- 本文抜粋 -
^^^^^^^^^^^^^^^^

茗荷

 普段はかみさんまかせで調理などほとんどしないが、日曜日の朝はなるべく作るようにしている。というか担当のようである。作ると言ってもたいした事はなく、ほとんどワンパターンの食事である。ご飯を炊いて、魚を焼き、みそ汁を作り、納豆を準備する程度である。

茗荷 米は生協で配達してくれる無洗米を一度ゆすぐ程度で炊飯。二人暮らしであるが4合炊き、残りは冷凍にする。みそ汁の具はだいたい大根で、拍子切りにして油揚げを入れる。とくにこだわりがあるわけではないが、味噌は麦味噌が美味しいと思い長年使っている。魚はあじの開きが多いがシャケの時もある。脂ののったあじに当たった時は至福の喜びである。納豆は好物なので、常に冷蔵庫に入っている。薬味はだいたいネギが多いが、その時の気分によって 茗荷(みょうが)、シソ、生姜、三つ葉、オクラなどを使い分ける。

 薬味のおかげで量が増えると、かき混ぜ甲斐がありなんか嬉しくなってくる。しかし、最近の野菜の高騰で嬉しさは半減している。

 茗荷は子供の頃はとても嫌いだった。なぜか、実家の畑で父親が茗荷を作っていたので、しばしば食卓に登場した。その度に顔をしかめながら食べていた。小学生の頃は休みになるとよく茗荷採りをさせられた。「畑に10円玉が落ちていると思って採れ」と良く言われたが、自分の懐に入るわけでもなく、小遣いが増えるわけでもない、しかも嫌いな食べ物なので、なんでこんな物をと思いながら、いやいやさせられていた事を思い出す。

 茗荷の他にも、春菊、らっきょう、マーマレード、食べ過ぎて自家中毒の起因になったと思われる大福のつぶあんが嫌いだった。春菊に至っては匂いを嗅いだだけで気持ちが悪くなった。夕飯がすき焼きの時は“春菊のないすき焼きなんてすき焼きではない”というような雰囲気が食卓に漂っており、とても憂鬱だった。

^^^^^^^^^^^^^^^^

(バウンディングボックス予測データ)
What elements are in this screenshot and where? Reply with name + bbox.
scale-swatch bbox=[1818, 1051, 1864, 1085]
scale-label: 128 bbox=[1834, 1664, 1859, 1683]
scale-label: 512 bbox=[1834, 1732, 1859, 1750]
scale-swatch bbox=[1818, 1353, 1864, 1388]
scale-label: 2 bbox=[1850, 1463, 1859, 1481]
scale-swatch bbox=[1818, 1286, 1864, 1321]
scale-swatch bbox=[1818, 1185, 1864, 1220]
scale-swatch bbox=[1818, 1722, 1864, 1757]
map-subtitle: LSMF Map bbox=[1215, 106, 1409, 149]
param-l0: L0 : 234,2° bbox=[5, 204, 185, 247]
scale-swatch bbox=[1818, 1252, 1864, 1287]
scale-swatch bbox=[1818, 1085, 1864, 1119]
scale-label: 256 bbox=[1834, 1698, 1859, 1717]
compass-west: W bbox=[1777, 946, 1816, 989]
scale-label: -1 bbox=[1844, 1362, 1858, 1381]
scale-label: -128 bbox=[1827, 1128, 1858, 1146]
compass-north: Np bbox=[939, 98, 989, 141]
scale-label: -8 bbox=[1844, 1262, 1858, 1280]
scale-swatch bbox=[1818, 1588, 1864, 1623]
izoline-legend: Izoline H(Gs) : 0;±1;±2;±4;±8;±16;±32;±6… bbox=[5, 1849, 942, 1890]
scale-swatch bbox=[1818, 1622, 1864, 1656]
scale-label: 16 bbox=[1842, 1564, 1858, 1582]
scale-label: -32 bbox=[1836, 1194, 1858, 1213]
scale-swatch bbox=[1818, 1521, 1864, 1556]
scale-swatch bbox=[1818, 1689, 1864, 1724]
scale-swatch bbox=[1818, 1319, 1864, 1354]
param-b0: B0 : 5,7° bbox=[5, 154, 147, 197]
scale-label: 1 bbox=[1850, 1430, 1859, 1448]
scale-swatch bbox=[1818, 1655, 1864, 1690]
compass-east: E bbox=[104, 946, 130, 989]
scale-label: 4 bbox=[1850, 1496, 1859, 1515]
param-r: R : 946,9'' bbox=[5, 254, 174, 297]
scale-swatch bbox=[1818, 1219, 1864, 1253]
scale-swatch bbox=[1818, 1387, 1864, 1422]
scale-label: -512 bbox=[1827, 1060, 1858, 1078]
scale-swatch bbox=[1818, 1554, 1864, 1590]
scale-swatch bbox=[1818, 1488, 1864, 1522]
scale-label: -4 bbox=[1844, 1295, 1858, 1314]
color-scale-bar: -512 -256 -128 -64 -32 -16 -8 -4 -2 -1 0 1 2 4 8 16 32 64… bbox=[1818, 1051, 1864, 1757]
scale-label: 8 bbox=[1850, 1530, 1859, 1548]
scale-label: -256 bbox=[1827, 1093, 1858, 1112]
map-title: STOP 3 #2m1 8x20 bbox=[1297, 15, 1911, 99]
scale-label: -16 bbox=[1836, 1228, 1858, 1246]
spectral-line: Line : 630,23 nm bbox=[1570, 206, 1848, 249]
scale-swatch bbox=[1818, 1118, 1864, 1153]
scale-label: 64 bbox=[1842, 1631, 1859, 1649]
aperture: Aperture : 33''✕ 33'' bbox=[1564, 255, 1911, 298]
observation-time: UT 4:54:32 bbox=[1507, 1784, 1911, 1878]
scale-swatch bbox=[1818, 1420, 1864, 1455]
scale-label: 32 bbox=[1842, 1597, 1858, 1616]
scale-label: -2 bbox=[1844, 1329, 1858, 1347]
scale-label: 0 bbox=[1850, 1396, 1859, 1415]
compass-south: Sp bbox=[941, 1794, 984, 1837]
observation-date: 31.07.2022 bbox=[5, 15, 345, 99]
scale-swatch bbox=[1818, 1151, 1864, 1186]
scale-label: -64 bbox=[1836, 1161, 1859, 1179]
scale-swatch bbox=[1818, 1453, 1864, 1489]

^^^^^^^^^^^^^^^^

- 次の課題 -
1 – 茗荷についての文章で、筆者が長年使っている味噌は何か。
2 – 茗荷についての文章の「茗荷は子供の頃はとても嫌いだ」から「っており、とても憂鬱だった。」までを、両端を含めてそのまま書き写してください。

- 順に解答 -
1 – 麦味噌。

2 –
茗荷は子供の頃はとても嫌いだった。なぜか、実家の畑で父親が茗荷を作っていたので、しばしば食卓に登場した。その度に顔をしかめながら食べていた。小学生の頃は休みになるとよく茗荷採りをさせられた。「畑に10円玉が落ちていると思って採れ」と良く言われたが、自分の懐に入るわけでもなく、小遣いが増えるわけでもない、しかも嫌いな食べ物なので、なんでこんな物をと思いながら、いやいやさせられていた事を思い出す。

 茗荷の他にも、春菊、らっきょう、マーマレード、食べ過ぎて自家中毒の起因になったと思われる大福のつぶあんが嫌いだった。春菊に至っては匂いを嗅いだだけで気持ちが悪くなった。夕飯がすき焼きの時は“春菊のないすき焼きなんてすき焼きではない”というような雰囲気が食卓に漂っており、とても憂鬱だった。